Given request ->
Only lines with the string "Investing" matter here; gather them from the material below.

Figure contents as structured data ->

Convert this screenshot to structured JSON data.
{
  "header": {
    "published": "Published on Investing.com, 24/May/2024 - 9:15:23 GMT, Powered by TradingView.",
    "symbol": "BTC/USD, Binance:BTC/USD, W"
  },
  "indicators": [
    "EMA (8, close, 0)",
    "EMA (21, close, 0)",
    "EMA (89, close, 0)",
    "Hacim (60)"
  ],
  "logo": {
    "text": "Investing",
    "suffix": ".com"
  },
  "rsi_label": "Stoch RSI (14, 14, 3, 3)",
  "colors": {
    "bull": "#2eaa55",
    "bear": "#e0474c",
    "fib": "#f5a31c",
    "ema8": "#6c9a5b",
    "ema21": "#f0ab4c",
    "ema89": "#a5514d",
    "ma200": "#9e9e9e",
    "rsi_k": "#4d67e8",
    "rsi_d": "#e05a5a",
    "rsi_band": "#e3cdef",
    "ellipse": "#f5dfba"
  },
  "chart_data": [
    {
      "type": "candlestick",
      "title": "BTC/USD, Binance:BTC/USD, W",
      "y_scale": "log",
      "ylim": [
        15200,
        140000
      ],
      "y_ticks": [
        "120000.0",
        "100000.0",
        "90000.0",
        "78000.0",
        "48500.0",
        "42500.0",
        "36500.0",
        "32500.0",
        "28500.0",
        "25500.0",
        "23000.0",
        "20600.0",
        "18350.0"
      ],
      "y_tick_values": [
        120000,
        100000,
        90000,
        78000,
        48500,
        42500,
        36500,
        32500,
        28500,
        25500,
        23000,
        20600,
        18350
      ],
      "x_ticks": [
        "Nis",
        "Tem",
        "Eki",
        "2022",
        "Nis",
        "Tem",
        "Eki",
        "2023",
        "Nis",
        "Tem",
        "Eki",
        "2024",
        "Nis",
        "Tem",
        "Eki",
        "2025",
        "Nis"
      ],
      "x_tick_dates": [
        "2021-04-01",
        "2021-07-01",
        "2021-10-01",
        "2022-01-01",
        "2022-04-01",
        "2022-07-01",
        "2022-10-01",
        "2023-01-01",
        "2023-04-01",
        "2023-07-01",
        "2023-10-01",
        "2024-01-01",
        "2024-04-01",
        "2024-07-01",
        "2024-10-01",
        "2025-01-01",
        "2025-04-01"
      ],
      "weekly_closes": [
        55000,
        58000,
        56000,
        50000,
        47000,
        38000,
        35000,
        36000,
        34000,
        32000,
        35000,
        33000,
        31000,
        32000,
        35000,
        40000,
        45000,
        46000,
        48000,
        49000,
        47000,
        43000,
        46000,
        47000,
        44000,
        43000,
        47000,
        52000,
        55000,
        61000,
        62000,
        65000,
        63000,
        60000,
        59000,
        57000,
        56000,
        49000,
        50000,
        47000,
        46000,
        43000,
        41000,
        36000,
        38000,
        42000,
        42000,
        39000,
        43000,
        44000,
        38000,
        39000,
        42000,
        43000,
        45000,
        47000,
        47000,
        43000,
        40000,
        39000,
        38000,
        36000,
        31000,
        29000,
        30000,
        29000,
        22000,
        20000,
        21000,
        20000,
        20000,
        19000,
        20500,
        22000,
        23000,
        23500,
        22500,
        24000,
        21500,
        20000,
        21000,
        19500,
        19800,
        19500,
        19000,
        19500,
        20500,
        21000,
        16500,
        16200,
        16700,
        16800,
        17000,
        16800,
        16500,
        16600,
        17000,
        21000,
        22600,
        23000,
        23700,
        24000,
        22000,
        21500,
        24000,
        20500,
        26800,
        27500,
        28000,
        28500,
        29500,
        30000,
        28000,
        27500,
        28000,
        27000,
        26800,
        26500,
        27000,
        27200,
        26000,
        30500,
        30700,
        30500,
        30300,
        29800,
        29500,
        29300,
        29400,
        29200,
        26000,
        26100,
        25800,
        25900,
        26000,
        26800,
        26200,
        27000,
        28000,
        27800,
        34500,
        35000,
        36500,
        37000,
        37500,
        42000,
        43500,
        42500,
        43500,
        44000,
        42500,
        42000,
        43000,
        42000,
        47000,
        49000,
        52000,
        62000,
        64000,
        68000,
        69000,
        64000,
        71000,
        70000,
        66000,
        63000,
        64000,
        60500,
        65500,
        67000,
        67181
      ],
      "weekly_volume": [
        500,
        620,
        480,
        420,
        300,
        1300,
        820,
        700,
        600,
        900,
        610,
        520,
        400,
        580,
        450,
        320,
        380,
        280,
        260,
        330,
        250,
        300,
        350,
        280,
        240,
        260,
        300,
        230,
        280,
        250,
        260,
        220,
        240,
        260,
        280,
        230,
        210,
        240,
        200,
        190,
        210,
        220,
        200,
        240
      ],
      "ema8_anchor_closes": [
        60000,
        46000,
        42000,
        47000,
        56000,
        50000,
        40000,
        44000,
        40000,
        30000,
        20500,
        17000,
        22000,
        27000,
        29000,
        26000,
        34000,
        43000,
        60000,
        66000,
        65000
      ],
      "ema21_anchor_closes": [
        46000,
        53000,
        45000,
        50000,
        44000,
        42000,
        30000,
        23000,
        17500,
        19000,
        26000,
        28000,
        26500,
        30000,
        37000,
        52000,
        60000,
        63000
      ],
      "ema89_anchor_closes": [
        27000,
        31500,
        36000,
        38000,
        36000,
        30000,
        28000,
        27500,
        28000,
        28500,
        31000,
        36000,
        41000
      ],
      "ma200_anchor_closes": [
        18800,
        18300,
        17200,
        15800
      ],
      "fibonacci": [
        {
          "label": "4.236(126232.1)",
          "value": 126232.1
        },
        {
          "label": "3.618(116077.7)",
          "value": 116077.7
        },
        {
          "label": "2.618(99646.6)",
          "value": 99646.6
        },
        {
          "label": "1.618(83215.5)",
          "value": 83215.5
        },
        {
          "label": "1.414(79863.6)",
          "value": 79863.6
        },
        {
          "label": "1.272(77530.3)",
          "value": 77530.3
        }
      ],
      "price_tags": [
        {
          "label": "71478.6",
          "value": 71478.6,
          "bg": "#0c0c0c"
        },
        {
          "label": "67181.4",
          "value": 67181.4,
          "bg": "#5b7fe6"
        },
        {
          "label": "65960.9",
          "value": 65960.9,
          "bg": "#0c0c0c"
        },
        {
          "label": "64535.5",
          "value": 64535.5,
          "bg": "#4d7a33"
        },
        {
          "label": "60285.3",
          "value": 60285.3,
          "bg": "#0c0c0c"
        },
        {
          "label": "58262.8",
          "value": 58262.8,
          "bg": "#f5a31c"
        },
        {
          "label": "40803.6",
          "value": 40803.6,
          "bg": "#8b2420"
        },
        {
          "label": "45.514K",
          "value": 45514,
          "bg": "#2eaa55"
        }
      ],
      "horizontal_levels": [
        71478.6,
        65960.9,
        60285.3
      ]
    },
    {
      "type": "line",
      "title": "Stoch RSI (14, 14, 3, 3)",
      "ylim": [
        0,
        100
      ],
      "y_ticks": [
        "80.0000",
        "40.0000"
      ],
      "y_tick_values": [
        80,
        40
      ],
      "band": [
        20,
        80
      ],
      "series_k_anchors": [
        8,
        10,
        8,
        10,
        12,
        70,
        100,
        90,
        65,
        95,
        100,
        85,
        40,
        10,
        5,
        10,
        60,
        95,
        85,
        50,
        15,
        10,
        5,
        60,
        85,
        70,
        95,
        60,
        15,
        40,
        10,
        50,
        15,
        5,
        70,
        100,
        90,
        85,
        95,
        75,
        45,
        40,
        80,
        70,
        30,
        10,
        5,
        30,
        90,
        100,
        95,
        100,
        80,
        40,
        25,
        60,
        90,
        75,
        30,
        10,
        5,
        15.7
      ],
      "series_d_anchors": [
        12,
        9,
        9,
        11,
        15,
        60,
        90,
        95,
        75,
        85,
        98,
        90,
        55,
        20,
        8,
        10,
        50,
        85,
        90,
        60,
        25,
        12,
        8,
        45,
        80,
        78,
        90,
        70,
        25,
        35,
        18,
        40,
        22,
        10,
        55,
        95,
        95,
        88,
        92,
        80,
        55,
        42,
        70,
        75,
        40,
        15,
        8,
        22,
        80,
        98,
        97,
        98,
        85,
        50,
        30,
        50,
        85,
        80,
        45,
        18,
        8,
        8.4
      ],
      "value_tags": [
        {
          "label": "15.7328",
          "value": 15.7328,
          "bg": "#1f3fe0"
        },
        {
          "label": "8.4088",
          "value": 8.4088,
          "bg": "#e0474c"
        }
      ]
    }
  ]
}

Solution for this task ->
    "published": "Published on Investing.com, 24/May/2024 - 9:15:23 GMT, Powered by TradingView.",
    "text": "Investing",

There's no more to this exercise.